Written problem —
Reproduce all of the data exactly, with no line skipped.

# START OF Material for the task

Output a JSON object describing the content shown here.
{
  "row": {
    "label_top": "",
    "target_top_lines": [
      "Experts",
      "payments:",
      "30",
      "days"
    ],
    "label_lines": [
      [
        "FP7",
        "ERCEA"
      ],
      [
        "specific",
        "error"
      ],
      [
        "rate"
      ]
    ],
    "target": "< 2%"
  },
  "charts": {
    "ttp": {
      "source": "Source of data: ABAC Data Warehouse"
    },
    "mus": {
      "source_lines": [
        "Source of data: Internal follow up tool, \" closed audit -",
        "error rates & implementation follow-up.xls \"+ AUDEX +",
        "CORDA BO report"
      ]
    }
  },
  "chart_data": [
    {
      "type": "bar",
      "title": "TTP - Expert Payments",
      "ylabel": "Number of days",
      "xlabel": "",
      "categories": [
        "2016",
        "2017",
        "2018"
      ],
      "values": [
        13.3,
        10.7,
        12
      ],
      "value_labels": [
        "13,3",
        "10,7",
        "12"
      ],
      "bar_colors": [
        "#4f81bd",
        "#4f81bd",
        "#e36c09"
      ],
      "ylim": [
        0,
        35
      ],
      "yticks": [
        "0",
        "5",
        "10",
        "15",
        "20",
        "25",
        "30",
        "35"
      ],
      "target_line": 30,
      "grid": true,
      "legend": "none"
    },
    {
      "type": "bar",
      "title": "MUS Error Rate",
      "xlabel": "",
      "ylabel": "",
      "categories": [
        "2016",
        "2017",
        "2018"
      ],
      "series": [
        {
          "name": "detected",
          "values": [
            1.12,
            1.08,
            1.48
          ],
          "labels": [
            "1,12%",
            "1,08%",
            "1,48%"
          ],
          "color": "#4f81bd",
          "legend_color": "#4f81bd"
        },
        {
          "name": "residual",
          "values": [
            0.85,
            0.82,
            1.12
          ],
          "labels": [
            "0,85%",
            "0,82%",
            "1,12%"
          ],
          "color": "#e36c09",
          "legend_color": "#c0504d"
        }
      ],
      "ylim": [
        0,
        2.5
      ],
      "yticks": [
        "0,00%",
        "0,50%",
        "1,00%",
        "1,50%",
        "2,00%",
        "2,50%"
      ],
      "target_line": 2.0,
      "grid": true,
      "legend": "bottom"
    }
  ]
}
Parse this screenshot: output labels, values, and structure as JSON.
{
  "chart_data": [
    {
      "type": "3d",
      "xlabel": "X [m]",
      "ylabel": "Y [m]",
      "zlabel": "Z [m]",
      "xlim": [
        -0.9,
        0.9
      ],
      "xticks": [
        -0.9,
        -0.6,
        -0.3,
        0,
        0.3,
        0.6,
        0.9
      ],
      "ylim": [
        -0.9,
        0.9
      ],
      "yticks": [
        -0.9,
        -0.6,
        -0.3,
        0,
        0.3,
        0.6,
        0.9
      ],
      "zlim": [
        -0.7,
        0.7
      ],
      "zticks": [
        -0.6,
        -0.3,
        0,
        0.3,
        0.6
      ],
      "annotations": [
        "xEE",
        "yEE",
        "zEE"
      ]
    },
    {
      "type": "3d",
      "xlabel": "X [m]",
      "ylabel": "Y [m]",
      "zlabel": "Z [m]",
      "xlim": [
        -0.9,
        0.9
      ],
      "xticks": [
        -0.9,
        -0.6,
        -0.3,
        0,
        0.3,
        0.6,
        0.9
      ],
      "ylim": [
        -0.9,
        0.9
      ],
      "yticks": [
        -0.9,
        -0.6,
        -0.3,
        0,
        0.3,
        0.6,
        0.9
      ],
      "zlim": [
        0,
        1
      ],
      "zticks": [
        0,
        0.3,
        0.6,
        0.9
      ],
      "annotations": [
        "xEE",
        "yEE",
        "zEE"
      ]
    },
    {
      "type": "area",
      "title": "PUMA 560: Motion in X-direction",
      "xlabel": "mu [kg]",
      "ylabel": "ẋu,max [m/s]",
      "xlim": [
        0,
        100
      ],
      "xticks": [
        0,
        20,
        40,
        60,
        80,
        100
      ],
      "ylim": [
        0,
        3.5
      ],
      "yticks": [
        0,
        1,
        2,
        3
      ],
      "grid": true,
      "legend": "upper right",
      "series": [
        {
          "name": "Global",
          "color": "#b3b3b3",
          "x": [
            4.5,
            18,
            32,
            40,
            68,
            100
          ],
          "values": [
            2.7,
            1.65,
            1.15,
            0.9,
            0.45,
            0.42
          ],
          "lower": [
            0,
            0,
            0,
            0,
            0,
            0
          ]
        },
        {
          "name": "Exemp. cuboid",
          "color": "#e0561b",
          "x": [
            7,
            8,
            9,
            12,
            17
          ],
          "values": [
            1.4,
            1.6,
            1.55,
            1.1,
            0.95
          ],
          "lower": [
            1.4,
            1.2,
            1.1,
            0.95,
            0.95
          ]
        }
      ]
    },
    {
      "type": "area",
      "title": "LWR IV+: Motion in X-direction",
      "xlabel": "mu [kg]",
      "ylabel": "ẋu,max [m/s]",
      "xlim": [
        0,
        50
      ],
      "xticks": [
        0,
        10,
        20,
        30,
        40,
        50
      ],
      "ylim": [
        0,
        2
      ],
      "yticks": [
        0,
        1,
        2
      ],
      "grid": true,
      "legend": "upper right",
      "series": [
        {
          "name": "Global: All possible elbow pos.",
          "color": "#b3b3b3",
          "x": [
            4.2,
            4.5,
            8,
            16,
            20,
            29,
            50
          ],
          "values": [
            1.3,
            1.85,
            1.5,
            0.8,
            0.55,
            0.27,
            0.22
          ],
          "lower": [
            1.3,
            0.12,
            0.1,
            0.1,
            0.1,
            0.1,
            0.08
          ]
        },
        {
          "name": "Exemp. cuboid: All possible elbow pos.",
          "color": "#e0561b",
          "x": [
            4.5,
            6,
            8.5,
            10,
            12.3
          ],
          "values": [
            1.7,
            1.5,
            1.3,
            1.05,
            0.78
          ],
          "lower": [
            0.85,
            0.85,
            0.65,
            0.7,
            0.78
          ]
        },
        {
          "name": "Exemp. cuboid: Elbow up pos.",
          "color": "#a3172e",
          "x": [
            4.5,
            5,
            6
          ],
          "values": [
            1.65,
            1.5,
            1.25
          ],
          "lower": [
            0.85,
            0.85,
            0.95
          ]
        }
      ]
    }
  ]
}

# END OF Material for the task

Result of the exercise —
Output a JSON object describing the content shown here.
{
  "row": {
    "label_top": "",
    "target_top_lines": [
      "Experts",
      "payments:",
      "30",
      "days"
    ],
    "label_lines": [
      [
        "FP7",
        "ERCEA"
      ],
      [
        "specific",
        "error"
      ],
      [
        "rate"
      ]
    ],
    "target": "< 2%"
  },
  "charts": {
    "ttp": {
      "source": "Source of data: ABAC Data Warehouse"
    },
    "mus": {
      "source_lines": [
        "Source of data: Internal follow up tool, \" closed audit -",
        "error rates & implementation follow-up.xls \"+ AUDEX +",
        "CORDA BO report"
      ]
    }
  },
  "chart_data": [
    {
      "type": "bar",
      "title": "TTP - Expert Payments",
      "ylabel": "Number of days",
      "xlabel": "",
      "categories": [
        "2016",
        "2017",
        "2018"
      ],
      "values": [
        13.3,
        10.7,
        12
      ],
      "value_labels": [
        "13,3",
        "10,7",
        "12"
      ],
      "bar_colors": [
        "#4f81bd",
        "#4f81bd",
        "#e36c09"
      ],
      "ylim": [
        0,
        35
      ],
      "yticks": [
        "0",
        "5",
        "10",
        "15",
        "20",
        "25",
        "30",
        "35"
      ],
      "target_line": 30,
      "grid": true,
      "legend": "none"
    },
    {
      "type": "bar",
      "title": "MUS Error Rate",
      "xlabel": "",
      "ylabel": "",
      "categories": [
        "2016",
        "2017",
        "2018"
      ],
      "series": [
        {
          "name": "detected",
          "values": [
            1.12,
            1.08,
            1.48
          ],
          "labels": [
            "1,12%",
            "1,08%",
            "1,48%"
          ],
          "color": "#4f81bd",
          "legend_color": "#4f81bd"
        },
        {
          "name": "residual",
          "values": [
            0.85,
            0.82,
            1.12
          ],
          "labels": [
            "0,85%",
            "0,82%",
            "1,12%"
          ],
          "color": "#e36c09",
          "legend_color": "#c0504d"
        }
      ],
      "ylim": [
        0,
        2.5
      ],
      "yticks": [
        "0,00%",
        "0,50%",
        "1,00%",
        "1,50%",
        "2,00%",
        "2,50%"
      ],
      "target_line": 2.0,
      "grid": true,
      "legend": "bottom"
    }
  ]
}
Parse this screenshot: output labels, values, and structure as JSON.
{
  "chart_data": [
    {
      "type": "3d",
      "xlabel": "X [m]",
      "ylabel": "Y [m]",
      "zlabel": "Z [m]",
      "xlim": [
        -0.9,
        0.9
      ],
      "xticks": [
        -0.9,
        -0.6,
        -0.3,
        0,
        0.3,
        0.6,
        0.9
      ],
      "ylim": [
        -0.9,
        0.9
      ],
      "yticks": [
        -0.9,
        -0.6,
        -0.3,
        0,
        0.3,
        0.6,
        0.9
      ],
      "zlim": [
        -0.7,
        0.7
      ],
      "zticks": [
        -0.6,
        -0.3,
        0,
        0.3,
        0.6
      ],
      "annotations": [
        "xEE",
        "yEE",
        "zEE"
      ]
    },
    {
      "type": "3d",
      "xlabel": "X [m]",
      "ylabel": "Y [m]",
      "zlabel": "Z [m]",
      "xlim": [
        -0.9,
        0.9
      ],
      "xticks": [
        -0.9,
        -0.6,
        -0.3,
        0,
        0.3,
        0.6,
        0.9
      ],
      "ylim": [
        -0.9,
        0.9
      ],
      "yticks": [
        -0.9,
        -0.6,
        -0.3,
        0,
        0.3,
        0.6,
        0.9
      ],
      "zlim": [
        0,
        1
      ],
      "zticks": [
        0,
        0.3,
        0.6,
        0.9
      ],
      "annotations": [
        "xEE",
        "yEE",
        "zEE"
      ]
    },
    {
      "type": "area",
      "title": "PUMA 560: Motion in X-direction",
      "xlabel": "mu [kg]",
      "ylabel": "ẋu,max [m/s]",
      "xlim": [
        0,
        100
      ],
      "xticks": [
        0,
        20,
        40,
        60,
        80,
        100
      ],
      "ylim": [
        0,
        3.5
      ],
      "yticks": [
        0,
        1,
        2,
        3
      ],
      "grid": true,
      "legend": "upper right",
      "series": [
        {
          "name": "Global",
          "color": "#b3b3b3",
          "x": [
            4.5,
            18,
            32,
            40,
            68,
            100
          ],
          "values": [
            2.7,
            1.65,
            1.15,
            0.9,
            0.45,
            0.42
          ],
          "lower": [
            0,
            0,
            0,
            0,
            0,
            0
          ]
        },
        {
          "name": "Exemp. cuboid",
          "color": "#e0561b",
          "x": [
            7,
            8,
            9,
            12,
            17
          ],
          "values": [
            1.4,
            1.6,
            1.55,
            1.1,
            0.95
          ],
          "lower": [
            1.4,
            1.2,
            1.1,
            0.95,
            0.95
          ]
        }
      ]
    },
    {
      "type": "area",
      "title": "LWR IV+: Motion in X-direction",
      "xlabel": "mu [kg]",
      "ylabel": "ẋu,max [m/s]",
      "xlim": [
        0,
        50
      ],
      "xticks": [
        0,
        10,
        20,
        30,
        40,
        50
      ],
      "ylim": [
        0,
        2
      ],
      "yticks": [
        0,
        1,
        2
      ],
      "grid": true,
      "legend": "upper right",
      "series": [
        {
          "name": "Global: All possible elbow pos.",
          "color": "#b3b3b3",
          "x": [
            4.2,
            4.5,
            8,
            16,
            20,
            29,
            50
          ],
          "values": [
            1.3,
            1.85,
            1.5,
            0.8,
            0.55,
            0.27,
            0.22
          ],
          "lower": [
            1.3,
            0.12,
            0.1,
            0.1,
            0.1,
            0.1,
            0.08
          ]
        },
        {
          "name": "Exemp. cuboid: All possible elbow pos.",
          "color": "#e0561b",
          "x": [
            4.5,
            6,
            8.5,
            10,
            12.3
          ],
          "values": [
            1.7,
            1.5,
            1.3,
            1.05,
            0.78
          ],
          "lower": [
            0.85,
            0.85,
            0.65,
            0.7,
            0.78
          ]
        },
        {
          "name": "Exemp. cuboid: Elbow up pos.",
          "color": "#a3172e",
          "x": [
            4.5,
            5,
            6
          ],
          "values": [
            1.65,
            1.5,
            1.25
          ],
          "lower": [
            0.85,
            0.85,
            0.95
          ]
        }
      ]
    }
  ]
}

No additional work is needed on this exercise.